## begin Data extract
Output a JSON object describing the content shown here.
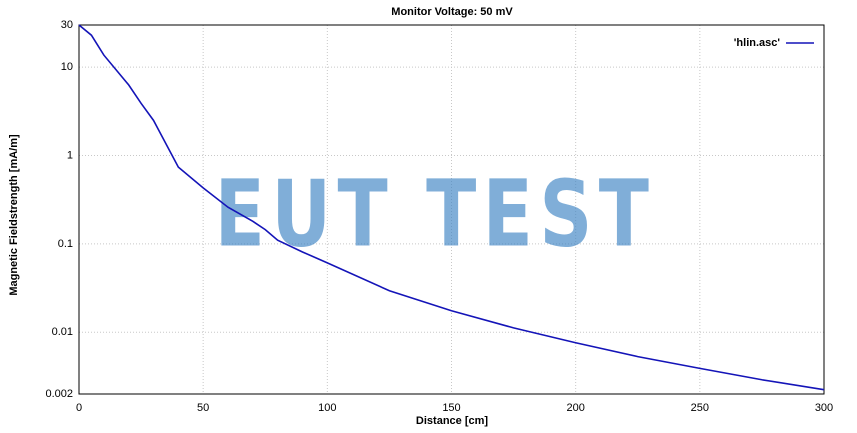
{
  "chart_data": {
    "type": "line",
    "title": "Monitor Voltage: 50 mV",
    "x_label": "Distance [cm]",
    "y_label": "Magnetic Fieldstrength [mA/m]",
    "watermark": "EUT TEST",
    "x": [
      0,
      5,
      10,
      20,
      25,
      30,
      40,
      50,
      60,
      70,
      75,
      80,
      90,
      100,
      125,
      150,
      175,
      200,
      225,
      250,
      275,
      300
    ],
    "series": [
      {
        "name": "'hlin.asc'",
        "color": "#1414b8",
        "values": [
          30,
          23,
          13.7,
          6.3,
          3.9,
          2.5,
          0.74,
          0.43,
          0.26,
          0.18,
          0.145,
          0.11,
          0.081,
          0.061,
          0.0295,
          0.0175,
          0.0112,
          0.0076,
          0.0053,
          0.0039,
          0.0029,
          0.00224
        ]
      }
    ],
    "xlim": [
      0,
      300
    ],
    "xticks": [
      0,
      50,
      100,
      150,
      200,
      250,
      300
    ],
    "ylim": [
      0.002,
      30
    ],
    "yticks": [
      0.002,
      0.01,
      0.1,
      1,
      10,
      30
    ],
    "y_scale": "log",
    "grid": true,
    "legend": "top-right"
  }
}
## end Data extract
From the data above, write out everything exactly except the pictures.

- Solution
Output a JSON object describing the content shown here.
{
  "chart_data": {
    "type": "line",
    "title": "Monitor Voltage: 50 mV",
    "x_label": "Distance [cm]",
    "y_label": "Magnetic Fieldstrength [mA/m]",
    "watermark": "EUT TEST",
    "x": [
      0,
      5,
      10,
      20,
      25,
      30,
      40,
      50,
      60,
      70,
      75,
      80,
      90,
      100,
      125,
      150,
      175,
      200,
      225,
      250,
      275,
      300
    ],
    "series": [
      {
        "name": "'hlin.asc'",
        "color": "#1414b8",
        "values": [
          30,
          23,
          13.7,
          6.3,
          3.9,
          2.5,
          0.74,
          0.43,
          0.26,
          0.18,
          0.145,
          0.11,
          0.081,
          0.061,
          0.0295,
          0.0175,
          0.0112,
          0.0076,
          0.0053,
          0.0039,
          0.0029,
          0.00224
        ]
      }
    ],
    "xlim": [
      0,
      300
    ],
    "xticks": [
      0,
      50,
      100,
      150,
      200,
      250,
      300
    ],
    "ylim": [
      0.002,
      30
    ],
    "yticks": [
      0.002,
      0.01,
      0.1,
      1,
      10,
      30
    ],
    "y_scale": "log",
    "grid": true,
    "legend": "top-right"
  }
}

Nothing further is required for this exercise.